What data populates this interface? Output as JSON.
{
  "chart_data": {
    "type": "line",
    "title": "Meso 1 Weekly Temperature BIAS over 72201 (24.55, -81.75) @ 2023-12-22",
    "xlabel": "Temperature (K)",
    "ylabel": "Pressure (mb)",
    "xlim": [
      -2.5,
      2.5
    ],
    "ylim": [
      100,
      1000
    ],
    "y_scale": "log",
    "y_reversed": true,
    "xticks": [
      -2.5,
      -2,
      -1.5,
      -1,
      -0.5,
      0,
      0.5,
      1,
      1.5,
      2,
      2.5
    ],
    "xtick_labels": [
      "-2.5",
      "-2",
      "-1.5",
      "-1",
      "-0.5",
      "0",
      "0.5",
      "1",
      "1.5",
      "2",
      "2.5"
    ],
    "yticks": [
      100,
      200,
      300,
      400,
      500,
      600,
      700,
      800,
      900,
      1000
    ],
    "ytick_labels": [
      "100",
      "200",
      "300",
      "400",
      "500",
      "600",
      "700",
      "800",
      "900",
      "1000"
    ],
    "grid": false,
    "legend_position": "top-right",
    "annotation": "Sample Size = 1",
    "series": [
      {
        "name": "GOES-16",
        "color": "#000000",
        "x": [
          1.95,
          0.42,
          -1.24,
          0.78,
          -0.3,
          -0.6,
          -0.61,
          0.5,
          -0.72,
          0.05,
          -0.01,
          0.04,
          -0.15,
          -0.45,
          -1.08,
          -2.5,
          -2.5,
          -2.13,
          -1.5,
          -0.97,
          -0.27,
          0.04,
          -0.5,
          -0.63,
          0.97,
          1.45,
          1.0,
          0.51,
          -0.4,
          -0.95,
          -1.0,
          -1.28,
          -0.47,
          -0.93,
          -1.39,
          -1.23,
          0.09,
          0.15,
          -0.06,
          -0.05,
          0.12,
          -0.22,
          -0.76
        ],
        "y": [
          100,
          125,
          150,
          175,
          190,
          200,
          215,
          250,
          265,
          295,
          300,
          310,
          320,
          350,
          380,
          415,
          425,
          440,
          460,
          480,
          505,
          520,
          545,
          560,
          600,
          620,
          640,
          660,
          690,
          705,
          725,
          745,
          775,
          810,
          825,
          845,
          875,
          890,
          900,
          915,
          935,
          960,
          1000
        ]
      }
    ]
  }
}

=-=-=

- [Aim]
Write out every line of the entries that holds the word "Temperature".

- [Exercise result]
    "title": "Meso 1 Weekly Temperature BIAS over 72201 (24.55, -81.75) @ 2023-12-22",
    "xlabel": "Temperature (K)",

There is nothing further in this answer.